---- RECORDS TO USE

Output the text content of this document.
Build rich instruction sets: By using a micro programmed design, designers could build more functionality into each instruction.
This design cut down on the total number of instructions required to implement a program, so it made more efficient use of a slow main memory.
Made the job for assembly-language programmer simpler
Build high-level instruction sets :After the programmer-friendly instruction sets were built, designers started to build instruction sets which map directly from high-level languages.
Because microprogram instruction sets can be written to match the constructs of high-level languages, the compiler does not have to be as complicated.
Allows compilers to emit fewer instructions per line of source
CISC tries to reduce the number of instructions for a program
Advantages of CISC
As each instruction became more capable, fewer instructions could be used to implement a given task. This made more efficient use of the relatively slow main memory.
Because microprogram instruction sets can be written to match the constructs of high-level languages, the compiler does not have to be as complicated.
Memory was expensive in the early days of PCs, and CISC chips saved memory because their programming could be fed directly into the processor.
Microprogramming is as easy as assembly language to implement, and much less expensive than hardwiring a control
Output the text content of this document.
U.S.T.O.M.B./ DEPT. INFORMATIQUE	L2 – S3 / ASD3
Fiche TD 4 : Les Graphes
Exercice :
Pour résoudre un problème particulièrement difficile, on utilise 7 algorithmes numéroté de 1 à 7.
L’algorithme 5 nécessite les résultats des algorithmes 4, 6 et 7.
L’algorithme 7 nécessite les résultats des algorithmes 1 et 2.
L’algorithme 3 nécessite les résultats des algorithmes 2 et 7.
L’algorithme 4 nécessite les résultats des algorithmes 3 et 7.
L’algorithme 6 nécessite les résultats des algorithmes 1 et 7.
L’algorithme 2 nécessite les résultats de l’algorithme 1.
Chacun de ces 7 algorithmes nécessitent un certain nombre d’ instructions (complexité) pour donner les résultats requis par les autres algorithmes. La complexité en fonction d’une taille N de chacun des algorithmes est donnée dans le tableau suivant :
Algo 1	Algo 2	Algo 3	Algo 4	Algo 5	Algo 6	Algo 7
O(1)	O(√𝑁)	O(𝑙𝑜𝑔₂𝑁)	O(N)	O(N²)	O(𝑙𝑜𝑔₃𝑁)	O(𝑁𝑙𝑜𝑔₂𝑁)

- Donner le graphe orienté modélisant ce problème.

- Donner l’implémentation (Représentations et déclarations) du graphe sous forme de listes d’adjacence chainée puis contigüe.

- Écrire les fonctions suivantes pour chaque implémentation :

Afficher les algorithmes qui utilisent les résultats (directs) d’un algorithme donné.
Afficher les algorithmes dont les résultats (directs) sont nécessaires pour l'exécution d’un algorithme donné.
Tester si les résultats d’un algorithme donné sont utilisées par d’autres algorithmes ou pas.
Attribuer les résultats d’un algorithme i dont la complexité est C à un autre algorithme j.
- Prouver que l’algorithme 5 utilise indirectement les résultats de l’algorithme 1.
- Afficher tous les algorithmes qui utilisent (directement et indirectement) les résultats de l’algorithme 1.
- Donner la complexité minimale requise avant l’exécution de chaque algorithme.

--------

• AIM OF THE EXERCISE:
Type the whole listing again, unaltered.

• WRITTEN SOLUTION:
Output the text content of this document.
Build rich instruction sets: By using a micro programmed design, designers could build more functionality into each instruction.
This design cut down on the total number of instructions required to implement a program, so it made more efficient use of a slow main memory.
Made the job for assembly-language programmer simpler
Build high-level instruction sets :After the programmer-friendly instruction sets were built, designers started to build instruction sets which map directly from high-level languages.
Because microprogram instruction sets can be written to match the constructs of high-level languages, the compiler does not have to be as complicated.
Allows compilers to emit fewer instructions per line of source
CISC tries to reduce the number of instructions for a program
Advantages of CISC
As each instruction became more capable, fewer instructions could be used to implement a given task. This made more efficient use of the relatively slow main memory.
Because microprogram instruction sets can be written to match the constructs of high-level languages, the compiler does not have to be as complicated.
Memory was expensive in the early days of PCs, and CISC chips saved memory because their programming could be fed directly into the processor.
Microprogramming is as easy as assembly language to implement, and much less expensive than hardwiring a control
Output the text content of this document.
U.S.T.O.M.B./ DEPT. INFORMATIQUE	L2 – S3 / ASD3
Fiche TD 4 : Les Graphes
Exercice :
Pour résoudre un problème particulièrement difficile, on utilise 7 algorithmes numéroté de 1 à 7.
L’algorithme 5 nécessite les résultats des algorithmes 4, 6 et 7.
L’algorithme 7 nécessite les résultats des algorithmes 1 et 2.
L’algorithme 3 nécessite les résultats des algorithmes 2 et 7.
L’algorithme 4 nécessite les résultats des algorithmes 3 et 7.
L’algorithme 6 nécessite les résultats des algorithmes 1 et 7.
L’algorithme 2 nécessite les résultats de l’algorithme 1.
Chacun de ces 7 algorithmes nécessitent un certain nombre d’ instructions (complexité) pour donner les résultats requis par les autres algorithmes. La complexité en fonction d’une taille N de chacun des algorithmes est donnée dans le tableau suivant :
Algo 1	Algo 2	Algo 3	Algo 4	Algo 5	Algo 6	Algo 7
O(1)	O(√𝑁)	O(𝑙𝑜𝑔₂𝑁)	O(N)	O(N²)	O(𝑙𝑜𝑔₃𝑁)	O(𝑁𝑙𝑜𝑔₂𝑁)

- Donner le graphe orienté modélisant ce problème.

- Donner l’implémentation (Représentations et déclarations) du graphe sous forme de listes d’adjacence chainée puis contigüe.

- Écrire les fonctions suivantes pour chaque implémentation :

Afficher les algorithmes qui utilisent les résultats (directs) d’un algorithme donné.
Afficher les algorithmes dont les résultats (directs) sont nécessaires pour l'exécution d’un algorithme donné.
Tester si les résultats d’un algorithme donné sont utilisées par d’autres algorithmes ou pas.
Attribuer les résultats d’un algorithme i dont la complexité est C à un autre algorithme j.
- Prouver que l’algorithme 5 utilise indirectement les résultats de l’algorithme 1.
- Afficher tous les algorithmes qui utilisent (directement et indirectement) les résultats de l’algorithme 1.
- Donner la complexité minimale requise avant l’exécution de chaque algorithme.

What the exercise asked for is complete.